### Text provided

========================

Not sure I follow this one.  no_new_privs should block transitions
from SIGSEGV to ENABLE, right?  That's what this check does.

>> @@ -212,6 +275,15 @@ void __switch_to_xtra(struct task_struct *prev_p, struct task_struct *next_p,
>>                 update_debugctlmsr(debugctl);
>>         }
>>
>> +       if (test_tsk_thread_flag(prev_p, TIF_NOCPUID) ^
>> +           test_tsk_thread_flag(next_p, TIF_NOCPUID)) {
>> +               /* prev and next are different */
>> +               if (test_tsk_thread_flag(next_p, TIF_NOCPUID))
>> +                       switch_cpuid_faulting(true);
>> +               else
>> +                       switch_cpuid_faulting(false);
>> +       }
>> +
>
> Off-topic and not needed for this patch, but IMO we should move all of
> this context switch junk out of ti.flags and into thread_struct
> somewhere.

- Kyle

Re: [PATCH v2 3/3] x86,arch_prctl Add ARCH_[GET|SET]_CPUID for controlling the CPUID instruction

[Andy Lutomirski]

On Wed, Sep 14, 2016 at 6:47 PM, Kyle Huey <me@kylehuey.com> wrote:
> On Wed, Sep 14, 2016 at 6:29 PM, Andy Lutomirski <luto@amacapital.net> wrote:
>> On Wed, Sep 14, 2016 at 2:01 PM, Kyle Huey <me@kylehuey.com> wrote:

>>> +
>>> +int set_cpuid_mode(struct task_struct *task, unsigned long val)
>>> +{
>>> +       /* Only disable/enable_cpuid() if it is supported on this hardware. */
>>> +       bool cpuid_fault_supported = static_cpu_has(X86_FEATURE_CPUID_FAULT);
>>> +
>>> +       if (val == ARCH_CPUID_ENABLE && cpuid_fault_supported) {
>>> +               if (task_no_new_privs(task) && test_thread_flag(TIF_NOCPUID))
>>> +                       return -EACCES;
>>
>> This check seems confused.  If this flag were preserved on execve,
>> it's the SIGSEGV mode that would need the check.

========================

[Dataset excerpts]
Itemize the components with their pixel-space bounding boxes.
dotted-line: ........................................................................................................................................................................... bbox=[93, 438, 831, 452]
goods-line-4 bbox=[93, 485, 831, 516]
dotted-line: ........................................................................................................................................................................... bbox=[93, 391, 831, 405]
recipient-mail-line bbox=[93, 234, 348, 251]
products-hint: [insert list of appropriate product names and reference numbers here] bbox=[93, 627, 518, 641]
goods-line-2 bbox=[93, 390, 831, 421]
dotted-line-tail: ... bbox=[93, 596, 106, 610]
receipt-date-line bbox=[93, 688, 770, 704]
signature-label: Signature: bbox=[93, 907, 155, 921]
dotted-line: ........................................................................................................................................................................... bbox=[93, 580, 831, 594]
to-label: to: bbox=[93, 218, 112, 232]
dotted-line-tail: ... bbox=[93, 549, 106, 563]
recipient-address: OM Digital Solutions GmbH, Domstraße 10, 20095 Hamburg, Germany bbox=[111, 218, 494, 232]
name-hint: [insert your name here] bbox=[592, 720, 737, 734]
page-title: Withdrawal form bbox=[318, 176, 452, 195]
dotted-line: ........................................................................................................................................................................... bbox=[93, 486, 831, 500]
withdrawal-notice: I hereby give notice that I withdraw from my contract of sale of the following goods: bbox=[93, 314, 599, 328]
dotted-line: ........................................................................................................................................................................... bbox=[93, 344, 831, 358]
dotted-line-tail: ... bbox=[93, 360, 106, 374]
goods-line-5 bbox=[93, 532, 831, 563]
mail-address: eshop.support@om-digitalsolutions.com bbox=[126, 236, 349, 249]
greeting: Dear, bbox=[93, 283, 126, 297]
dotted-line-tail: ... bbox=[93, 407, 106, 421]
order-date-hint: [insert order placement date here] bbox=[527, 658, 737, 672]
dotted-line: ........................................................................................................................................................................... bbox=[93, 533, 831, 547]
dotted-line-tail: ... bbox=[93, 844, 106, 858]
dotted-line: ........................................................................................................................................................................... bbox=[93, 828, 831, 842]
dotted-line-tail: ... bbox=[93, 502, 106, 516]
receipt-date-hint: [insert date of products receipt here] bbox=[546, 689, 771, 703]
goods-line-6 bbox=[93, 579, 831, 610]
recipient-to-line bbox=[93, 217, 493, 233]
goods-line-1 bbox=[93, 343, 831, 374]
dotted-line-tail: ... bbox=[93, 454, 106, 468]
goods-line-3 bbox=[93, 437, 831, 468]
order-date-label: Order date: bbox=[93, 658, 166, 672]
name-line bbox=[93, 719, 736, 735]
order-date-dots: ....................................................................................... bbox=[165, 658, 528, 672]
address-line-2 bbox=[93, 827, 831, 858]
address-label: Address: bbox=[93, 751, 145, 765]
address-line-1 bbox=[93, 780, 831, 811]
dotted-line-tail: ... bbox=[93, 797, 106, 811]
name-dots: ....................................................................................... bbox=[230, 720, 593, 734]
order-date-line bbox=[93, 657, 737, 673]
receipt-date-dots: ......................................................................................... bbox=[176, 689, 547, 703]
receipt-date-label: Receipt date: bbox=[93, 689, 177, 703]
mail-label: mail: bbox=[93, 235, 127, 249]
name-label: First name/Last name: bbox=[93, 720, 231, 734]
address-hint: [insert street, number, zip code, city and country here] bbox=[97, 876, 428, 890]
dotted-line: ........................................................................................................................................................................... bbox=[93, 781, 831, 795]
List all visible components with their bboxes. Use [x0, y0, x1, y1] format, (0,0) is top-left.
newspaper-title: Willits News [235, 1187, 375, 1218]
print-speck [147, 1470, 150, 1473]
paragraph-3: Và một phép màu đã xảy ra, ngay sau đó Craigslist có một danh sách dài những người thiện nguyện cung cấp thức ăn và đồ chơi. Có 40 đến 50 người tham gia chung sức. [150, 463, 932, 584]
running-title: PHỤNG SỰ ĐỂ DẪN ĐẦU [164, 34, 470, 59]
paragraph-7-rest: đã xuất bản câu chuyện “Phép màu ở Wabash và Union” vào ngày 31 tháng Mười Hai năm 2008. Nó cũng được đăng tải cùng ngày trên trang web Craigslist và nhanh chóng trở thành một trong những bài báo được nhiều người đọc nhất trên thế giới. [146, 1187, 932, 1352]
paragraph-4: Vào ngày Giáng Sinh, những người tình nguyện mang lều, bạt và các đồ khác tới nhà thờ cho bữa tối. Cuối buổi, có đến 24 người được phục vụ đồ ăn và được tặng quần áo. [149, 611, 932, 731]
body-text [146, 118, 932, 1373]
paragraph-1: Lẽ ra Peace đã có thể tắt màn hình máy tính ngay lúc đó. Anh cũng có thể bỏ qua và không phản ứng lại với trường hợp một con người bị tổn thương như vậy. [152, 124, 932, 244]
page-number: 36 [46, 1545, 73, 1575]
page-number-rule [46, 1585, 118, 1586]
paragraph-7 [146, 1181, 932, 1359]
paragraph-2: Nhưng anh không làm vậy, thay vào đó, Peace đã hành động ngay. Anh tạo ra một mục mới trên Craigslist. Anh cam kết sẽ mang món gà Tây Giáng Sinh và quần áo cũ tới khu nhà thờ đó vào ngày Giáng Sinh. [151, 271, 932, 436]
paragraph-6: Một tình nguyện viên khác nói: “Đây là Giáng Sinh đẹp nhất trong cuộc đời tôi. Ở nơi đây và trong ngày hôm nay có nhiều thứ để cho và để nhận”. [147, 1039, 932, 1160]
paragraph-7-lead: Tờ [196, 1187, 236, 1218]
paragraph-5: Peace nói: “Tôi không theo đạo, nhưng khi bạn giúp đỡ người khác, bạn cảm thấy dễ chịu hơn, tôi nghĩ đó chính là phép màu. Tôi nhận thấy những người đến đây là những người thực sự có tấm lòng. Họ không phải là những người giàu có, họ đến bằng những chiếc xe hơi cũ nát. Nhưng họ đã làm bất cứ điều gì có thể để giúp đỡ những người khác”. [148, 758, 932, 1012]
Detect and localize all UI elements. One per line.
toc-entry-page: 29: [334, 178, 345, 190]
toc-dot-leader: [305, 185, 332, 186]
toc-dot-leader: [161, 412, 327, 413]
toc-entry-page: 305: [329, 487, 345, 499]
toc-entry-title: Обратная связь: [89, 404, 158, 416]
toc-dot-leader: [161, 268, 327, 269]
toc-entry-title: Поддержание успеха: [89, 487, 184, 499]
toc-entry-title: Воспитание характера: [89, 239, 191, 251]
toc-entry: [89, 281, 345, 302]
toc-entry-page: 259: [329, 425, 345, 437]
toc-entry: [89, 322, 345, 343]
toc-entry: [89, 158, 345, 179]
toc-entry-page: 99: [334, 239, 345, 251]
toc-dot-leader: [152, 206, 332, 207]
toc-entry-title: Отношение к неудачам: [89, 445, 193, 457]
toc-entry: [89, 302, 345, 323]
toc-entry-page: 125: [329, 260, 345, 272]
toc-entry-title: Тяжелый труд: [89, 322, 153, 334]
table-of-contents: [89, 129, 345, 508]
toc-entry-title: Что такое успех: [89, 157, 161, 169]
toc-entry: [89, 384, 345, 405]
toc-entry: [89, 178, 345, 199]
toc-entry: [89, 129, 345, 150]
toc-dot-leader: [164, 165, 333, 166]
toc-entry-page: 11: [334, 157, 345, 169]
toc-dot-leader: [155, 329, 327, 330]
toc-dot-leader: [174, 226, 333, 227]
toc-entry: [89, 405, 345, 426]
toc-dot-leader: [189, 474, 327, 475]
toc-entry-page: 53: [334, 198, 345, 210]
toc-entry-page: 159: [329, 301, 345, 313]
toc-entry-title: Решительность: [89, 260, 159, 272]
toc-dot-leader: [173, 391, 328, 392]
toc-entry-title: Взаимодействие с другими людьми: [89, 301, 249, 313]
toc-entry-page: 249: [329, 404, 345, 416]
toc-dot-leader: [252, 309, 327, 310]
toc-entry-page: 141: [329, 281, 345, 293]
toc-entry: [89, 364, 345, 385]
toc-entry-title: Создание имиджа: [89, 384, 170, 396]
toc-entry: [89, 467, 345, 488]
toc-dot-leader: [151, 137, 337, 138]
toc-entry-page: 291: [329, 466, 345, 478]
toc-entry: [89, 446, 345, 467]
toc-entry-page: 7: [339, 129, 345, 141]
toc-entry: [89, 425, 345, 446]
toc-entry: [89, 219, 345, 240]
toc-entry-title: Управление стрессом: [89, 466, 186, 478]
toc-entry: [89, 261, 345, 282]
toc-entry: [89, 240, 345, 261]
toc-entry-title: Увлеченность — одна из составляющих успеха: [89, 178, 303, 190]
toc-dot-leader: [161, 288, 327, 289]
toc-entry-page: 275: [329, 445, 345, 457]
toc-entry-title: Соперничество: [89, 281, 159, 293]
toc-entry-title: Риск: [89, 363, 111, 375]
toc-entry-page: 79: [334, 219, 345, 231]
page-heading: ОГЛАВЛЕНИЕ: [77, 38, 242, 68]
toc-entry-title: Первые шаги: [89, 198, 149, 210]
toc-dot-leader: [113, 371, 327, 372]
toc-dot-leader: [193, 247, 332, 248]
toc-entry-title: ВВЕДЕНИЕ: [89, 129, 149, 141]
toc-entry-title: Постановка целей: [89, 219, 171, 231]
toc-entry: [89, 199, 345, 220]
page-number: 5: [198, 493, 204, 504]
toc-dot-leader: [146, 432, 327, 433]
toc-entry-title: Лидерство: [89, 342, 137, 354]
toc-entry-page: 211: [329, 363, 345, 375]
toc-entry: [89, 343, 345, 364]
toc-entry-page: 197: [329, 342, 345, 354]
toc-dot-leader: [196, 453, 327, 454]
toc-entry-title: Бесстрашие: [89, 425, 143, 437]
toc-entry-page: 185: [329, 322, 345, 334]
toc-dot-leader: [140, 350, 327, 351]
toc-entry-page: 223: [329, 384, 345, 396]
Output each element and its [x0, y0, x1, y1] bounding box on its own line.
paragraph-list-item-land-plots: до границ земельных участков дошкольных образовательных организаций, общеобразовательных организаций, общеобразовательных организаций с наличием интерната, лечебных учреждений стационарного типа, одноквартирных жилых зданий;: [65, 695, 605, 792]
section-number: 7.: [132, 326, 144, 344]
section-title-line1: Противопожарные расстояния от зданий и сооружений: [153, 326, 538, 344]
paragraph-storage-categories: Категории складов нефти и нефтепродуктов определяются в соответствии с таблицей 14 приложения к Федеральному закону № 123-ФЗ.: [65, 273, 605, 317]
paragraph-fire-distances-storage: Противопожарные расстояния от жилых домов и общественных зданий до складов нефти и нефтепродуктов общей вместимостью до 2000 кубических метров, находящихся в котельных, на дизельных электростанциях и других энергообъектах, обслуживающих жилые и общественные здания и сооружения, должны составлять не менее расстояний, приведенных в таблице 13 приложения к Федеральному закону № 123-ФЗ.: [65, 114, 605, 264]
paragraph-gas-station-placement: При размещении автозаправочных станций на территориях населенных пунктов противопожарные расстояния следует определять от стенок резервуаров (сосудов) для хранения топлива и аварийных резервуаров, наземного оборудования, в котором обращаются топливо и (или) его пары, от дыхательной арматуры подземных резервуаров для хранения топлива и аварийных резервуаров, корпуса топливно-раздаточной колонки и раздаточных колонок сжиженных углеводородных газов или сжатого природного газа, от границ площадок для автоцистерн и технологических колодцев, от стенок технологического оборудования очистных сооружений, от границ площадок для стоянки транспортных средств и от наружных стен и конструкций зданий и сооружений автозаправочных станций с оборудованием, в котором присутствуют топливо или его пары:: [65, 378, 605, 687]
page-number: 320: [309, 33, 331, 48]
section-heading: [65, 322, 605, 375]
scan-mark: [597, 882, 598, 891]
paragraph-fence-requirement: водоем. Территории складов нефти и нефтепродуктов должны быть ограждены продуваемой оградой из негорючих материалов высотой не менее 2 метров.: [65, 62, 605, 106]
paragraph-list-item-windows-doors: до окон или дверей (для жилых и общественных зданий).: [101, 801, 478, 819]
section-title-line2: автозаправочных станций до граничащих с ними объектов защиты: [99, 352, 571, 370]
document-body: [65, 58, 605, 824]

========================

### Required tasks
1. Sum up the CPUID patch discussion in three sentences.
2. Go on with the CPUID patch discussion from the point where it stops.
The entries are separate material from the CPUID patch discussion.

### Expected responses
1. Kyle Huey says he doesn't follow a point, since no_new_privs should block transitions from SIGSEGV to ENABLE, and that is what the check does. The patch switches CPUID faulting on or off at a context switch when the previous and next tasks differ in the TIF_NOCPUID flag, and a quoted comment suggests, as an off-topic point not needed for this patch, moving such context switch handling out of ti.flags and into thread_struct. Reviewing set_cpuid_mode, Andy Lutomirski calls the check confused, saying that if the flag were preserved on execve, the SIGSEGV mode would be the one that needs the check.

2.
>
> Not sure I follow this one.  no_new_privs should block transitions
> from SIGSEGV to ENABLE, right?  That's what this check does.

It's the other way around entirely: if you make a change to your
process context such that a subseqently execve()'d setuid program
might malfunction, you've just done something dangerous.  This is only
okay, at least in newly-supported instances, if you are either
privileged or if you have no_new_privs set.  Having privilege makes it
okay: unprivileged programs can't use it to subvert setuid programs.
no_new_privs makes it safe as well: if no_new_privs is set, you can't
gain privilege via execve(), so there's no attack surface.  So, if you
have execve() keep ARCH_CPUID_SIGSEGV set, then setting it that way in
the first place should require privilege or no_new_privs.

I personally favor resetting to ARCH_CPUID_ENABLE on execve() and not
worrying about no_new_privs.

Does that make sense?

Re: [PATCH v2 3/3] x86,arch_prctl Add ARCH_[GET|SET]_CPUID for controlling the CPUID instruction

[Kyle Huey]

On Wed, Sep 14, 2016 at 6:54 PM, Andy Lutomirski <luto@amacapital.net> wrote:
> On Wed, Sep 14, 2016 at 6:47 PM, Kyle Huey <me@kylehuey.com> wrote:
>> On Wed, Sep 14, 2016 at 6:29 PM, Andy Lutomirski <luto@amacapital.net> wrote:
>>> On Wed, Sep 14, 2016 at 2:01 PM, Kyle Huey <me@kylehuey.com> wrote:
>
>>>> +
>>>> +int set_cpuid_mode(struct task_struct *task, unsigned long val)
>>>> +{
>>>> +       /* Only disable/enable_cpuid() if it is supported on this hardware. */
>>>> +       bool cpuid_fault_supported = static_cpu_has(X86_FEATURE_CPUID_FAULT);
>>>> +
>>>> +       if (val == ARCH_CPUID_ENABLE && cpuid_fault_supported) {
>>>> +               if (task_no_new_privs(task) && test_thread_flag(TIF_NOCPUID))
>>>> +                       return -EACCES;
>>>
>>> This check seems confused.  If this flag were preserved on execve,
>>> it's the SIGSEGV mode that would need the check.
>>
>> Not sure I follow this one.  no_new_privs should block transitions
>> from SIGSEGV to ENABLE, right?  That's what this check does.
>
> It's the other way around entirely: if you make a change to your
> process context such that a subseqently execve()'d setuid program
> might malfunction, you've just done something dangerous.  This is only
> okay, at least in newly-supported instances, if you are either
> privileged or if you have no_new_privs set.  Having privilege makes it
> okay: unprivileged programs can't use it to subvert setuid programs.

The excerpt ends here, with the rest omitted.